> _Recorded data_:
^^^^^^^^^^^^^^^^
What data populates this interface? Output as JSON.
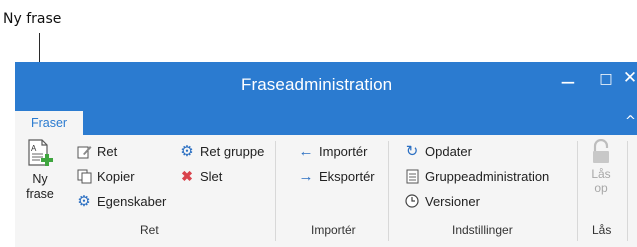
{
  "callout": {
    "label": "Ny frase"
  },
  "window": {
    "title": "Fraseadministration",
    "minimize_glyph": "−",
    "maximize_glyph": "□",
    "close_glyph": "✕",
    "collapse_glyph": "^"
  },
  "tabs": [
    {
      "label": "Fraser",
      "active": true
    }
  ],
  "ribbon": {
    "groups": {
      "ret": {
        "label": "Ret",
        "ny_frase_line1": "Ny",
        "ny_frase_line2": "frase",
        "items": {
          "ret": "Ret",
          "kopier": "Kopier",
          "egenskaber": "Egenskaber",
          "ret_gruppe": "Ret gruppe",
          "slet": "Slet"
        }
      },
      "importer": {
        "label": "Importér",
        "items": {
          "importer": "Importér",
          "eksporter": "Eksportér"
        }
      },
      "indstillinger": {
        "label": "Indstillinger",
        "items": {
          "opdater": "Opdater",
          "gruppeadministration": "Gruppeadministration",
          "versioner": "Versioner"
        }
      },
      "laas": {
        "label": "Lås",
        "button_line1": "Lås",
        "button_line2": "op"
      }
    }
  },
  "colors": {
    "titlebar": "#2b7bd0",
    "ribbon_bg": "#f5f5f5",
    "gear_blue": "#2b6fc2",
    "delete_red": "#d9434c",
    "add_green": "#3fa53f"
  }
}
^^^^^^^^^^^^^^^^
> _Written problem_: Keep every word of the data as it is when you write it out, but drop the pictures.

> _The answer_:
What data populates this interface? Output as JSON.
{
  "callout": {
    "label": "Ny frase"
  },
  "window": {
    "title": "Fraseadministration",
    "minimize_glyph": "−",
    "maximize_glyph": "□",
    "close_glyph": "✕",
    "collapse_glyph": "^"
  },
  "tabs": [
    {
      "label": "Fraser",
      "active": true
    }
  ],
  "ribbon": {
    "groups": {
      "ret": {
        "label": "Ret",
        "ny_frase_line1": "Ny",
        "ny_frase_line2": "frase",
        "items": {
          "ret": "Ret",
          "kopier": "Kopier",
          "egenskaber": "Egenskaber",
          "ret_gruppe": "Ret gruppe",
          "slet": "Slet"
        }
      },
      "importer": {
        "label": "Importér",
        "items": {
          "importer": "Importér",
          "eksporter": "Eksportér"
        }
      },
      "indstillinger": {
        "label": "Indstillinger",
        "items": {
          "opdater": "Opdater",
          "gruppeadministration": "Gruppeadministration",
          "versioner": "Versioner"
        }
      },
      "laas": {
        "label": "Lås",
        "button_line1": "Lås",
        "button_line2": "op"
      }
    }
  },
  "colors": {
    "titlebar": "#2b7bd0",
    "ribbon_bg": "#f5f5f5",
    "gear_blue": "#2b6fc2",
    "delete_red": "#d9434c",
    "add_green": "#3fa53f"
  }
}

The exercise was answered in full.